_DATA SUPPLIED:_
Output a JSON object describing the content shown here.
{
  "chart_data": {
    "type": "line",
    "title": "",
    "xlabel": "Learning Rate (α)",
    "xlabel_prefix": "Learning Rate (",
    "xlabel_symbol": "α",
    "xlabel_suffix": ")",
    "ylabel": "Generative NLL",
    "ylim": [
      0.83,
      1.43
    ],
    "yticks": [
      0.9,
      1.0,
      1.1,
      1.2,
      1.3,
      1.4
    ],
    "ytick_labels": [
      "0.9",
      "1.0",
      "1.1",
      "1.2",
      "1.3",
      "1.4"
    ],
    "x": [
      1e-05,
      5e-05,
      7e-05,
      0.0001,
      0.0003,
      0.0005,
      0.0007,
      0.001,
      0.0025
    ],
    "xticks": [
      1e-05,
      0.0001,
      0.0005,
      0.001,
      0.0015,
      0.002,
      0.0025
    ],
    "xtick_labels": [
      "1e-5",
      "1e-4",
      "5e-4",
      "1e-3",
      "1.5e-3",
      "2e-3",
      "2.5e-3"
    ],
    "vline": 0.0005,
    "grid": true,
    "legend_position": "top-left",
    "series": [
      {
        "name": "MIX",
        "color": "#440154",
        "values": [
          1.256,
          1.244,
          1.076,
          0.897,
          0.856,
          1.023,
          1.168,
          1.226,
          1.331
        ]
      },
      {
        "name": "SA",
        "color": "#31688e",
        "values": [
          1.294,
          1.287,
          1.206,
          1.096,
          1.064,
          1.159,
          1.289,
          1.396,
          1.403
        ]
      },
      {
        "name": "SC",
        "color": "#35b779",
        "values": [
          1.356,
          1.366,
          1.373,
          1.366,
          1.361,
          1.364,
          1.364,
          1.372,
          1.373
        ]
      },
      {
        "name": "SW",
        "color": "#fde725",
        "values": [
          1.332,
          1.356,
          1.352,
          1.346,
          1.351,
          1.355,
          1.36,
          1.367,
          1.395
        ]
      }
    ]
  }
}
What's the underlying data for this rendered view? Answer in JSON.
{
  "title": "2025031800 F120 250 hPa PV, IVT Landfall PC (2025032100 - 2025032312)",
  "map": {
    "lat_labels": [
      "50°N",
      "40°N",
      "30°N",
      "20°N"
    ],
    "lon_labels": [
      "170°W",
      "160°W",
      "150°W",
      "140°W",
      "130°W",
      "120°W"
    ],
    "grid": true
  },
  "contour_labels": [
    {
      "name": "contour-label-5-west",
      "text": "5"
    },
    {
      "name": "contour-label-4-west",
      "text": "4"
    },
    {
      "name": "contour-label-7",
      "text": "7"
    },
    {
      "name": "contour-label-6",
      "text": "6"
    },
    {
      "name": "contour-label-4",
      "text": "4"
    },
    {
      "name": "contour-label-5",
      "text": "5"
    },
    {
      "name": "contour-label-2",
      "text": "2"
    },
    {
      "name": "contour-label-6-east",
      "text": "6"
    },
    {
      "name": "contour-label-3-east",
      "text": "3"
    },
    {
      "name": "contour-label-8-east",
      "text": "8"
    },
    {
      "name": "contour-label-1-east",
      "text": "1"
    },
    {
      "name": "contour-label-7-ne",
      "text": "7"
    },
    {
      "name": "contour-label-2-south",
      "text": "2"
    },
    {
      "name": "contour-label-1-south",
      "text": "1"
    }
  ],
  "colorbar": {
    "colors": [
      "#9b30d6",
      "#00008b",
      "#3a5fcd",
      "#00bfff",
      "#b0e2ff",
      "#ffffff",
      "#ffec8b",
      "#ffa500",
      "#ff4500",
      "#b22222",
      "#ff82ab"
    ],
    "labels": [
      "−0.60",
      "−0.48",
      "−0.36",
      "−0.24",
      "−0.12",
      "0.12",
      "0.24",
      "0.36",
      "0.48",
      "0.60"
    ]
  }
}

_SET EXERCISE:_
Your task is to return the full listing exactly as it was given.

_ANSWER IN FULL:_
Output a JSON object describing the content shown here.
{
  "chart_data": {
    "type": "line",
    "title": "",
    "xlabel": "Learning Rate (α)",
    "xlabel_prefix": "Learning Rate (",
    "xlabel_symbol": "α",
    "xlabel_suffix": ")",
    "ylabel": "Generative NLL",
    "ylim": [
      0.83,
      1.43
    ],
    "yticks": [
      0.9,
      1.0,
      1.1,
      1.2,
      1.3,
      1.4
    ],
    "ytick_labels": [
      "0.9",
      "1.0",
      "1.1",
      "1.2",
      "1.3",
      "1.4"
    ],
    "x": [
      1e-05,
      5e-05,
      7e-05,
      0.0001,
      0.0003,
      0.0005,
      0.0007,
      0.001,
      0.0025
    ],
    "xticks": [
      1e-05,
      0.0001,
      0.0005,
      0.001,
      0.0015,
      0.002,
      0.0025
    ],
    "xtick_labels": [
      "1e-5",
      "1e-4",
      "5e-4",
      "1e-3",
      "1.5e-3",
      "2e-3",
      "2.5e-3"
    ],
    "vline": 0.0005,
    "grid": true,
    "legend_position": "top-left",
    "series": [
      {
        "name": "MIX",
        "color": "#440154",
        "values": [
          1.256,
          1.244,
          1.076,
          0.897,
          0.856,
          1.023,
          1.168,
          1.226,
          1.331
        ]
      },
      {
        "name": "SA",
        "color": "#31688e",
        "values": [
          1.294,
          1.287,
          1.206,
          1.096,
          1.064,
          1.159,
          1.289,
          1.396,
          1.403
        ]
      },
      {
        "name": "SC",
        "color": "#35b779",
        "values": [
          1.356,
          1.366,
          1.373,
          1.366,
          1.361,
          1.364,
          1.364,
          1.372,
          1.373
        ]
      },
      {
        "name": "SW",
        "color": "#fde725",
        "values": [
          1.332,
          1.356,
          1.352,
          1.346,
          1.351,
          1.355,
          1.36,
          1.367,
          1.395
        ]
      }
    ]
  }
}
What's the underlying data for this rendered view? Answer in JSON.
{
  "title": "2025031800 F120 250 hPa PV, IVT Landfall PC (2025032100 - 2025032312)",
  "map": {
    "lat_labels": [
      "50°N",
      "40°N",
      "30°N",
      "20°N"
    ],
    "lon_labels": [
      "170°W",
      "160°W",
      "150°W",
      "140°W",
      "130°W",
      "120°W"
    ],
    "grid": true
  },
  "contour_labels": [
    {
      "name": "contour-label-5-west",
      "text": "5"
    },
    {
      "name": "contour-label-4-west",
      "text": "4"
    },
    {
      "name": "contour-label-7",
      "text": "7"
    },
    {
      "name": "contour-label-6",
      "text": "6"
    },
    {
      "name": "contour-label-4",
      "text": "4"
    },
    {
      "name": "contour-label-5",
      "text": "5"
    },
    {
      "name": "contour-label-2",
      "text": "2"
    },
    {
      "name": "contour-label-6-east",
      "text": "6"
    },
    {
      "name": "contour-label-3-east",
      "text": "3"
    },
    {
      "name": "contour-label-8-east",
      "text": "8"
    },
    {
      "name": "contour-label-1-east",
      "text": "1"
    },
    {
      "name": "contour-label-7-ne",
      "text": "7"
    },
    {
      "name": "contour-label-2-south",
      "text": "2"
    },
    {
      "name": "contour-label-1-south",
      "text": "1"
    }
  ],
  "colorbar": {
    "colors": [
      "#9b30d6",
      "#00008b",
      "#3a5fcd",
      "#00bfff",
      "#b0e2ff",
      "#ffffff",
      "#ffec8b",
      "#ffa500",
      "#ff4500",
      "#b22222",
      "#ff82ab"
    ],
    "labels": [
      "−0.60",
      "−0.48",
      "−0.36",
      "−0.24",
      "−0.12",
      "0.12",
      "0.24",
      "0.36",
      "0.48",
      "0.60"
    ]
  }
}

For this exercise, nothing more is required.